Written exercise
Determine the number of lines that contain the word "dropdown", then state that number and nothing more.

Extracted records:

* * * * * * *

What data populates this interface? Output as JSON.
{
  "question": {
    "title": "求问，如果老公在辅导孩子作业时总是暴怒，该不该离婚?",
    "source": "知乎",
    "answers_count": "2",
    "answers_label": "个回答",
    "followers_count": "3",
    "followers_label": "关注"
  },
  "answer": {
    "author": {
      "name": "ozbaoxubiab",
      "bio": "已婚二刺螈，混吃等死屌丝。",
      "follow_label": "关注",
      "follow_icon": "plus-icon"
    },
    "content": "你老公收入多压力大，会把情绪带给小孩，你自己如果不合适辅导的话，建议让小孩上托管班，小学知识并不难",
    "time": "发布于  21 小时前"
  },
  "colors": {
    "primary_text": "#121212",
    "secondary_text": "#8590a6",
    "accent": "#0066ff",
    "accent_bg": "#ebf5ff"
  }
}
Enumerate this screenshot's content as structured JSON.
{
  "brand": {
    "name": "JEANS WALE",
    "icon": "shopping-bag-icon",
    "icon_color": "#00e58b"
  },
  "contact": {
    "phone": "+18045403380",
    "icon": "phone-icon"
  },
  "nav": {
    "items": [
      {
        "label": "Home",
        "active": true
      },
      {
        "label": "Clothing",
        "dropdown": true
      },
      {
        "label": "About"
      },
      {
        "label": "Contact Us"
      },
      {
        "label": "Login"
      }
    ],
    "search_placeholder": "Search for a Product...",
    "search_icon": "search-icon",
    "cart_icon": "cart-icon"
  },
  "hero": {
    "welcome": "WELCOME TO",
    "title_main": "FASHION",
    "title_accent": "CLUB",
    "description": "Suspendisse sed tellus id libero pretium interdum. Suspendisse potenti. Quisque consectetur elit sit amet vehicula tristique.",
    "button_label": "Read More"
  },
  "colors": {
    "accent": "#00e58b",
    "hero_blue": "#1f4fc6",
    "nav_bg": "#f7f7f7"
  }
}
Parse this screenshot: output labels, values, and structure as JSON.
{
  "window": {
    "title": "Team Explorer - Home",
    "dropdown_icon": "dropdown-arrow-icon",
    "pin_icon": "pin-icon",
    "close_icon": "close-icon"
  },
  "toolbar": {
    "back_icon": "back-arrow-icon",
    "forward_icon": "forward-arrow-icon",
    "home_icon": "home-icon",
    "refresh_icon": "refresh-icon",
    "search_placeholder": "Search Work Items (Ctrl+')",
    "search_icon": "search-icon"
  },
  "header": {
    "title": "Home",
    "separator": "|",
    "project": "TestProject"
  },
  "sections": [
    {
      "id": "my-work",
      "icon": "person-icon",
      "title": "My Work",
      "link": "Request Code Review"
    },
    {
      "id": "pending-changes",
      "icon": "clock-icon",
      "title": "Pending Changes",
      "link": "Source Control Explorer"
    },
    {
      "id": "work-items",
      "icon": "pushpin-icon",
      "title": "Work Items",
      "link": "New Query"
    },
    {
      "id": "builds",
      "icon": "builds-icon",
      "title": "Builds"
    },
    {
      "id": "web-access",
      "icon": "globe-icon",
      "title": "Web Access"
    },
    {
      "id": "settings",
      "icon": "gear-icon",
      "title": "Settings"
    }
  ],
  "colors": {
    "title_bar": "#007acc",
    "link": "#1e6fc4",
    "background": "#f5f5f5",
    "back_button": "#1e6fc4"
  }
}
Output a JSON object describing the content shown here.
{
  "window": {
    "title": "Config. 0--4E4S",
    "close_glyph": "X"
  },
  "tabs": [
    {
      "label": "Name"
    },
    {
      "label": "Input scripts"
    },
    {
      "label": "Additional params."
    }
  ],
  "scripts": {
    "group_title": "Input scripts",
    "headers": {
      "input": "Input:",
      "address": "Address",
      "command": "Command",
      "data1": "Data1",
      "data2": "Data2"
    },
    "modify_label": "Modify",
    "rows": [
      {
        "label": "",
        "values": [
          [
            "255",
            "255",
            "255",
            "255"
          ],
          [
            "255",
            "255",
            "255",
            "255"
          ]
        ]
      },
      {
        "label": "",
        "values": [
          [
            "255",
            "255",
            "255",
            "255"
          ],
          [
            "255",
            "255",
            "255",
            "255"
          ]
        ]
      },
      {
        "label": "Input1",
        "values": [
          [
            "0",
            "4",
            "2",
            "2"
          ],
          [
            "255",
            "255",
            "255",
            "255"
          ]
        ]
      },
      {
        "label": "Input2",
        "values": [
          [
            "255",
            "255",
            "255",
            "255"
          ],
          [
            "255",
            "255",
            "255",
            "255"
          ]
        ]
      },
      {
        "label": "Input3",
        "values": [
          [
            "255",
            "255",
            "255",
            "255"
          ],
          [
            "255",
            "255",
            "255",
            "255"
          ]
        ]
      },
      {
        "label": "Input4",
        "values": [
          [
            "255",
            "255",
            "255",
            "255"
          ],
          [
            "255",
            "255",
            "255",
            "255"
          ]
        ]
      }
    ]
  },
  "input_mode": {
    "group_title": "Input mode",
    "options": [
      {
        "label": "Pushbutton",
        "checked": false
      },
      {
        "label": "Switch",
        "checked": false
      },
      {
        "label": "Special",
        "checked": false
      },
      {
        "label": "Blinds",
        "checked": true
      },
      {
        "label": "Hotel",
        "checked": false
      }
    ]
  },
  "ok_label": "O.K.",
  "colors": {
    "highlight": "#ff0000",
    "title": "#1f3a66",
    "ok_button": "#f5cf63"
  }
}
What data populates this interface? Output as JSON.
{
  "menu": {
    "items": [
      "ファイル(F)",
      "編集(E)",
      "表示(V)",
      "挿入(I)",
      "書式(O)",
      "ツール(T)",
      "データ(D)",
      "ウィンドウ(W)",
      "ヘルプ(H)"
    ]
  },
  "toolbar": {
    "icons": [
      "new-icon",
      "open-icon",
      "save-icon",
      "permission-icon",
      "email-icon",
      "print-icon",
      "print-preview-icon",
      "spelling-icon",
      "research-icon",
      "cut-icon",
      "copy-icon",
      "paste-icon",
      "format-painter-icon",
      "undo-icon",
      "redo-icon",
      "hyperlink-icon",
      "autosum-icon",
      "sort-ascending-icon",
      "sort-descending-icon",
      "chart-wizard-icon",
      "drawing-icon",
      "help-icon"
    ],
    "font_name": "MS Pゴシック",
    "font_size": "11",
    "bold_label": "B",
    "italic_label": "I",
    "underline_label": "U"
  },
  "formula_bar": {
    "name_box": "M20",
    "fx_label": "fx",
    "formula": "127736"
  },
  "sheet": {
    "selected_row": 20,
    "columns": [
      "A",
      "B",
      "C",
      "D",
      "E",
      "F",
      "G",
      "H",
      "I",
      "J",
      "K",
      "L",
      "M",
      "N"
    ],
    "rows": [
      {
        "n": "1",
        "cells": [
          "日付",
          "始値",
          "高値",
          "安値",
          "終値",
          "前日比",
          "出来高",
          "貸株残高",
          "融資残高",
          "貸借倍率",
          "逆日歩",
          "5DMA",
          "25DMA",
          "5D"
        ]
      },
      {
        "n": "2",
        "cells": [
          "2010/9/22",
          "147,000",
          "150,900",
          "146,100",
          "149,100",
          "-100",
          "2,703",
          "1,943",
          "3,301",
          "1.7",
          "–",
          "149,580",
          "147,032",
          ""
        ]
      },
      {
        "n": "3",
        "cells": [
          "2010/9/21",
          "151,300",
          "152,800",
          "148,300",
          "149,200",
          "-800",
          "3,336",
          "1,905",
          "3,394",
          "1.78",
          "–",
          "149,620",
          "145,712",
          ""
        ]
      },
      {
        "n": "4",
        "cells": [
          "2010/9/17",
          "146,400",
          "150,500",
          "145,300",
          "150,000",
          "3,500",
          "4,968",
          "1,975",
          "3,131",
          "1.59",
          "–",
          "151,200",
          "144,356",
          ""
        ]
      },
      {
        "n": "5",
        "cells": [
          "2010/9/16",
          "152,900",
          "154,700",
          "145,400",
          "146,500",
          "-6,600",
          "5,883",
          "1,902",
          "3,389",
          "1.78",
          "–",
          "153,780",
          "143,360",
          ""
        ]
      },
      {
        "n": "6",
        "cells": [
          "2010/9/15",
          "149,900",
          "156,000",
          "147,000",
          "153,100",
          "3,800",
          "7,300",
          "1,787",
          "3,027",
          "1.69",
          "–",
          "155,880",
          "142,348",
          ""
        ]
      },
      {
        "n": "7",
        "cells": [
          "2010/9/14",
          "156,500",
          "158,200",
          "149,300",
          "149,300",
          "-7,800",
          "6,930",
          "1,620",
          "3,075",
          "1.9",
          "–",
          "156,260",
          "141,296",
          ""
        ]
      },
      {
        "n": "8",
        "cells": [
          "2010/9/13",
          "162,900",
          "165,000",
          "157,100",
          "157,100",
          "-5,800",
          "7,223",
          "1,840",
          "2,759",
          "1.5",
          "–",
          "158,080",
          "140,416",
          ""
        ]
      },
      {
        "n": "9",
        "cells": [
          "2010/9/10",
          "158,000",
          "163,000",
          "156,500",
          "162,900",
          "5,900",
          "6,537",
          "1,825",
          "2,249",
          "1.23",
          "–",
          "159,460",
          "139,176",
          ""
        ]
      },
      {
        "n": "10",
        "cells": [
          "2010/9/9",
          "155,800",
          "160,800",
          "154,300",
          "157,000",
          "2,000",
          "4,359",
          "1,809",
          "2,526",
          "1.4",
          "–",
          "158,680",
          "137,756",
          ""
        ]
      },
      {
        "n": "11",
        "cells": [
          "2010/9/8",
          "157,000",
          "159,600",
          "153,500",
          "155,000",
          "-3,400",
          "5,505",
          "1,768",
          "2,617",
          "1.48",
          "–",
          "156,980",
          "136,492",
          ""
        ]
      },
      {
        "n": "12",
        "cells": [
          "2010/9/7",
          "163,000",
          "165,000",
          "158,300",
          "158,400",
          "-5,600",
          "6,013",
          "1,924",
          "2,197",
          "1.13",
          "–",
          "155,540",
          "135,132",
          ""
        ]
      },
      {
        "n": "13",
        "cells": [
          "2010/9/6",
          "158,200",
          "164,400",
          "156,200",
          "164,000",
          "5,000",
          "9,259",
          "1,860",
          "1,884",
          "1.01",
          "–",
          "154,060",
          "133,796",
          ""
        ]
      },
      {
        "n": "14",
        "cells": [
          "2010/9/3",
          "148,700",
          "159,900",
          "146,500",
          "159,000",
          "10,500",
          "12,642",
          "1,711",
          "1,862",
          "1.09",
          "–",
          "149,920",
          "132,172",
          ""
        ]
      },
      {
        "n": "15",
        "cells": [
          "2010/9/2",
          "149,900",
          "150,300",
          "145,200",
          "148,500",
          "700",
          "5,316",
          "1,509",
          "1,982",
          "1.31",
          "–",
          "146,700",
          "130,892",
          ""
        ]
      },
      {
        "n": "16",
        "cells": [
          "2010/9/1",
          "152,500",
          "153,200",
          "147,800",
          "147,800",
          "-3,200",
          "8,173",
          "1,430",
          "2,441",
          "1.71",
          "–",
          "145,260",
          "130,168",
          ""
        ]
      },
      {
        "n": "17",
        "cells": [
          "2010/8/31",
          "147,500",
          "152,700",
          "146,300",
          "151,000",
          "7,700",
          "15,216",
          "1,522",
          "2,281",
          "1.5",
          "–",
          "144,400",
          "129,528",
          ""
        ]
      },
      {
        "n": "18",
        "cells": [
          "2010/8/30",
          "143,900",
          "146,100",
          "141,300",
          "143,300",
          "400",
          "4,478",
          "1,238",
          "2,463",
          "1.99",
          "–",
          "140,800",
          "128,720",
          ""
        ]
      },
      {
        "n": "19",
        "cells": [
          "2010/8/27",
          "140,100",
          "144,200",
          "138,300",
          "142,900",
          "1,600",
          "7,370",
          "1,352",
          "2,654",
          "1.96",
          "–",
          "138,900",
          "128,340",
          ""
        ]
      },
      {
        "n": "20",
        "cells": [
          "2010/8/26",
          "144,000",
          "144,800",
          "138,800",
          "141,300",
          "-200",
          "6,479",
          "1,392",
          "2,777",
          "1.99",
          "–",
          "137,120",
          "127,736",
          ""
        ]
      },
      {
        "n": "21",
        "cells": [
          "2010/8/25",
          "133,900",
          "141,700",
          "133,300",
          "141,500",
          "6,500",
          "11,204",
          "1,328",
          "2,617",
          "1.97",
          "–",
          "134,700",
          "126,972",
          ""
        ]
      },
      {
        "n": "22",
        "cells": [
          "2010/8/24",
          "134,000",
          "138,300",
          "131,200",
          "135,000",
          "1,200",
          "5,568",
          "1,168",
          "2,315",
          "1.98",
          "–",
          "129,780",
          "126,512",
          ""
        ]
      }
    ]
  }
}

* * * * * * *

Written answer
2